• [Written request] Provide only the number of lines in the data below that contain the string "obtained".

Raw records
-- BEGIN --
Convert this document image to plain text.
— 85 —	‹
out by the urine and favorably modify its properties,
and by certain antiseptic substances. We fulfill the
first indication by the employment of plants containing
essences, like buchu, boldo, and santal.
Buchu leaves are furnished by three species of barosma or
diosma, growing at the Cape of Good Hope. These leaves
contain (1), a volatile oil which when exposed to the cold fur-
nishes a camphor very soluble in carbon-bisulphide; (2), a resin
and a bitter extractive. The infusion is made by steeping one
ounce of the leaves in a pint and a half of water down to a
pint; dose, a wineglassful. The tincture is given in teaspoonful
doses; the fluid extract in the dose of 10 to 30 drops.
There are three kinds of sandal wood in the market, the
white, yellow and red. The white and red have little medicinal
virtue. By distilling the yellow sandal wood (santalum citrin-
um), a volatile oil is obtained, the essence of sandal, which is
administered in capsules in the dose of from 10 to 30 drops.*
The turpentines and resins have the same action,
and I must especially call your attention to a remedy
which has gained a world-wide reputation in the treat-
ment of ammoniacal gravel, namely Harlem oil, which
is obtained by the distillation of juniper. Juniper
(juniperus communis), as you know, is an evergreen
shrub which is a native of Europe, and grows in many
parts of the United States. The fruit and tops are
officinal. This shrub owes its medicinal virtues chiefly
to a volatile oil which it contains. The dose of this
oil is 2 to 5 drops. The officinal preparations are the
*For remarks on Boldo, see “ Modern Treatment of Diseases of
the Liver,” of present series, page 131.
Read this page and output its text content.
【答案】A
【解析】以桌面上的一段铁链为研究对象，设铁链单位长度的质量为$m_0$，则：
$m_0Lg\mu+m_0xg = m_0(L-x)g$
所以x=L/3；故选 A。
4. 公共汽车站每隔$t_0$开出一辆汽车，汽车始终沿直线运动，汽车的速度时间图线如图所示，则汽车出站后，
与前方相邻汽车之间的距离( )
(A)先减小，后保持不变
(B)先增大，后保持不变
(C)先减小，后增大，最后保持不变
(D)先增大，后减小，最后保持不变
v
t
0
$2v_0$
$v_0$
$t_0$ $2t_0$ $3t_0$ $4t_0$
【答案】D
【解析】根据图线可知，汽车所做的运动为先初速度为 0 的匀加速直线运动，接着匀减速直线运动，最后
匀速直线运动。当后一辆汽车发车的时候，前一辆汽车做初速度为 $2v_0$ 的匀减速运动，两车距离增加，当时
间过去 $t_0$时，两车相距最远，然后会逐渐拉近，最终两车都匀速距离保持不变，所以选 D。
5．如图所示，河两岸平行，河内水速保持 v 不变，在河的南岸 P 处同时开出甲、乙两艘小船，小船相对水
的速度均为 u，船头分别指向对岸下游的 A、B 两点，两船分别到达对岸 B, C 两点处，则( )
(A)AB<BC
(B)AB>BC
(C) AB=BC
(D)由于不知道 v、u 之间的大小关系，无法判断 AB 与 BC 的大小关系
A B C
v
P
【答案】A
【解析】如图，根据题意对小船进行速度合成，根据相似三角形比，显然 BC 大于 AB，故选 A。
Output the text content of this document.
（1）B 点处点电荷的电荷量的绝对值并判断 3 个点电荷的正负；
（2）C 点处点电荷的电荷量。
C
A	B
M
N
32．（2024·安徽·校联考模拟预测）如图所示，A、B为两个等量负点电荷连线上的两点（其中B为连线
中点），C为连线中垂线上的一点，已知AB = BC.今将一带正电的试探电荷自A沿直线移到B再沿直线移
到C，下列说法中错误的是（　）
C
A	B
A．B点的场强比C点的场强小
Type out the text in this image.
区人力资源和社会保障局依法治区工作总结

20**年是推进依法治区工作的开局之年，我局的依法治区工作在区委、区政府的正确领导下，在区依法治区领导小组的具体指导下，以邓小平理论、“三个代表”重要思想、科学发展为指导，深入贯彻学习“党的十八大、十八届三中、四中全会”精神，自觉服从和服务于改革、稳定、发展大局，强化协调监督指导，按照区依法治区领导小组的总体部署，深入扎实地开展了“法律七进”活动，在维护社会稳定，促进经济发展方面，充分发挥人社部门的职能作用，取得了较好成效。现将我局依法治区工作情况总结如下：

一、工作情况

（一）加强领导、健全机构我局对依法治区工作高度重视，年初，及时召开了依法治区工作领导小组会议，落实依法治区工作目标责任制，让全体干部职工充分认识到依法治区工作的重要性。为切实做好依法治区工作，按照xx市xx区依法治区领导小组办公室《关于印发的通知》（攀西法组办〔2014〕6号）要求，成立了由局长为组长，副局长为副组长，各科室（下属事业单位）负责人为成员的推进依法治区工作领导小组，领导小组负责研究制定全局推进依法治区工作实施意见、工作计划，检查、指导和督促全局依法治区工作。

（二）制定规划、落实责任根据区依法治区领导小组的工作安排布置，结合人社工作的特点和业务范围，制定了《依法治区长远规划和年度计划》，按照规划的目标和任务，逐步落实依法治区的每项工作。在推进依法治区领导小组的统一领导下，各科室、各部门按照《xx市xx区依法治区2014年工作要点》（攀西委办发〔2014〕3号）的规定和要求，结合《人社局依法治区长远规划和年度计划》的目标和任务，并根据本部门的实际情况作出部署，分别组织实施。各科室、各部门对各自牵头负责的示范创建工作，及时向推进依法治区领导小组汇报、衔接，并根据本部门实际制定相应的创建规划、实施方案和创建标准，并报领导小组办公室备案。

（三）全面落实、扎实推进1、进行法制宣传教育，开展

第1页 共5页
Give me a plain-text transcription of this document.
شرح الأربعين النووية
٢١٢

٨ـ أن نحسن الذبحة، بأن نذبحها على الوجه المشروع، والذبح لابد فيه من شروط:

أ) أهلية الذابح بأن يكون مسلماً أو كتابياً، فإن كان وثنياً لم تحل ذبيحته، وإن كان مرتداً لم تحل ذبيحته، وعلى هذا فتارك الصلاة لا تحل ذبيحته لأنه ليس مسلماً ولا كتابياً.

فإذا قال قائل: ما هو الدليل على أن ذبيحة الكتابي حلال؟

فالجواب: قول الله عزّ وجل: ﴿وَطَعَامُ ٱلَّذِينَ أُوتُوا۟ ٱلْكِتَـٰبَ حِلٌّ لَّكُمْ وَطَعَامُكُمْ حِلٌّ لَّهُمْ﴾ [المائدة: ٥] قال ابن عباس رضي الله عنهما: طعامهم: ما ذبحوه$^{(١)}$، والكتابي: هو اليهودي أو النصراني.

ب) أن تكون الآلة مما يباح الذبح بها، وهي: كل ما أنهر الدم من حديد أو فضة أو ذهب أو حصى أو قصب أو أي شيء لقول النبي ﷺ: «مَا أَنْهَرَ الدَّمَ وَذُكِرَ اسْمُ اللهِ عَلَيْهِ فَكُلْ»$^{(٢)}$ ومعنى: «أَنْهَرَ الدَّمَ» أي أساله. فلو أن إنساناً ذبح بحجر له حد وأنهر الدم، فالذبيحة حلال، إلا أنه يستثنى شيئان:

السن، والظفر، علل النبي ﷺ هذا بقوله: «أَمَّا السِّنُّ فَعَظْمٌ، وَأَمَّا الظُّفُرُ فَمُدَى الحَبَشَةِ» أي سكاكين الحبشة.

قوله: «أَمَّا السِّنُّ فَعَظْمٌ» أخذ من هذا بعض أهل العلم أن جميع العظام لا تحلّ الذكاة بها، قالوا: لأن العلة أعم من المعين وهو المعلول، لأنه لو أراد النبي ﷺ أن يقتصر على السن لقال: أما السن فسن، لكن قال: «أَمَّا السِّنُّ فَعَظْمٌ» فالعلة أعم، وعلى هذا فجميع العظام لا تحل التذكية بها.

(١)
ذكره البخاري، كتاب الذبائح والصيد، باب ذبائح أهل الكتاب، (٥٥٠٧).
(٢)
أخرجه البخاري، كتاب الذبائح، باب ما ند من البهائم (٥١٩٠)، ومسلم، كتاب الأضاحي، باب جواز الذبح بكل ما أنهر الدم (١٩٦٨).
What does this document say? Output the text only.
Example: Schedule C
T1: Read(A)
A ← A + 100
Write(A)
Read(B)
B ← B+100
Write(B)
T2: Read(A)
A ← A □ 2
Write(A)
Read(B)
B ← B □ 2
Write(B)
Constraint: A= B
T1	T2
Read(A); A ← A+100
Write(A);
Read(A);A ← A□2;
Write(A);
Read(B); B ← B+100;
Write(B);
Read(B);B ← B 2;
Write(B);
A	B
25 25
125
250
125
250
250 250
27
-- END --
• [Completed exercise] 2